Entries from a dataset ::

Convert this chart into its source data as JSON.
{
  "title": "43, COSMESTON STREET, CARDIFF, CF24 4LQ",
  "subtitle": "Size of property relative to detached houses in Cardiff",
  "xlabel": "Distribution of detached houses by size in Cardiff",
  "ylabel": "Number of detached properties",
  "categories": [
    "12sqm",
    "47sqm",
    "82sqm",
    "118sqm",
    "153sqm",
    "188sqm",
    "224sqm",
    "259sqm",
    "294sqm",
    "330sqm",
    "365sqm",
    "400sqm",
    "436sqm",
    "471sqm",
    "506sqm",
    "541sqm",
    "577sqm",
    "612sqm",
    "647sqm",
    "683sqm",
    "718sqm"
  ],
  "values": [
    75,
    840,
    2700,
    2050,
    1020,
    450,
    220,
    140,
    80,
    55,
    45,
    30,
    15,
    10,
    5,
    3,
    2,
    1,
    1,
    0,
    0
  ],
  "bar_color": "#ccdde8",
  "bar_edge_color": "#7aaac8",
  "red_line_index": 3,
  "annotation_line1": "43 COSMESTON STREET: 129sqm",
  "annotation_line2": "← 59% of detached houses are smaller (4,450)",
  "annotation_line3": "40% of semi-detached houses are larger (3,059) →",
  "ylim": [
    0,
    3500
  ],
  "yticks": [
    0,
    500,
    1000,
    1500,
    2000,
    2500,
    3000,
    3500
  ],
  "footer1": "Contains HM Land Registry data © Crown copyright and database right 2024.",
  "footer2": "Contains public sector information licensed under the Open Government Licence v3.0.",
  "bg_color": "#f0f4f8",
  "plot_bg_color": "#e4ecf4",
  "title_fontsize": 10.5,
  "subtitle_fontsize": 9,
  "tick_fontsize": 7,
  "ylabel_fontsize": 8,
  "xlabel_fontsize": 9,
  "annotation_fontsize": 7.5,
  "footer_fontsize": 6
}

Aim ::
Repeat all the entries word for word.

Problem solution ::
Convert this chart into its source data as JSON.
{
  "title": "43, COSMESTON STREET, CARDIFF, CF24 4LQ",
  "subtitle": "Size of property relative to detached houses in Cardiff",
  "xlabel": "Distribution of detached houses by size in Cardiff",
  "ylabel": "Number of detached properties",
  "categories": [
    "12sqm",
    "47sqm",
    "82sqm",
    "118sqm",
    "153sqm",
    "188sqm",
    "224sqm",
    "259sqm",
    "294sqm",
    "330sqm",
    "365sqm",
    "400sqm",
    "436sqm",
    "471sqm",
    "506sqm",
    "541sqm",
    "577sqm",
    "612sqm",
    "647sqm",
    "683sqm",
    "718sqm"
  ],
  "values": [
    75,
    840,
    2700,
    2050,
    1020,
    450,
    220,
    140,
    80,
    55,
    45,
    30,
    15,
    10,
    5,
    3,
    2,
    1,
    1,
    0,
    0
  ],
  "bar_color": "#ccdde8",
  "bar_edge_color": "#7aaac8",
  "red_line_index": 3,
  "annotation_line1": "43 COSMESTON STREET: 129sqm",
  "annotation_line2": "← 59% of detached houses are smaller (4,450)",
  "annotation_line3": "40% of semi-detached houses are larger (3,059) →",
  "ylim": [
    0,
    3500
  ],
  "yticks": [
    0,
    500,
    1000,
    1500,
    2000,
    2500,
    3000,
    3500
  ],
  "footer1": "Contains HM Land Registry data © Crown copyright and database right 2024.",
  "footer2": "Contains public sector information licensed under the Open Government Licence v3.0.",
  "bg_color": "#f0f4f8",
  "plot_bg_color": "#e4ecf4",
  "title_fontsize": 10.5,
  "subtitle_fontsize": 9,
  "tick_fontsize": 7,
  "ylabel_fontsize": 8,
  "xlabel_fontsize": 9,
  "annotation_fontsize": 7.5,
  "footer_fontsize": 6
}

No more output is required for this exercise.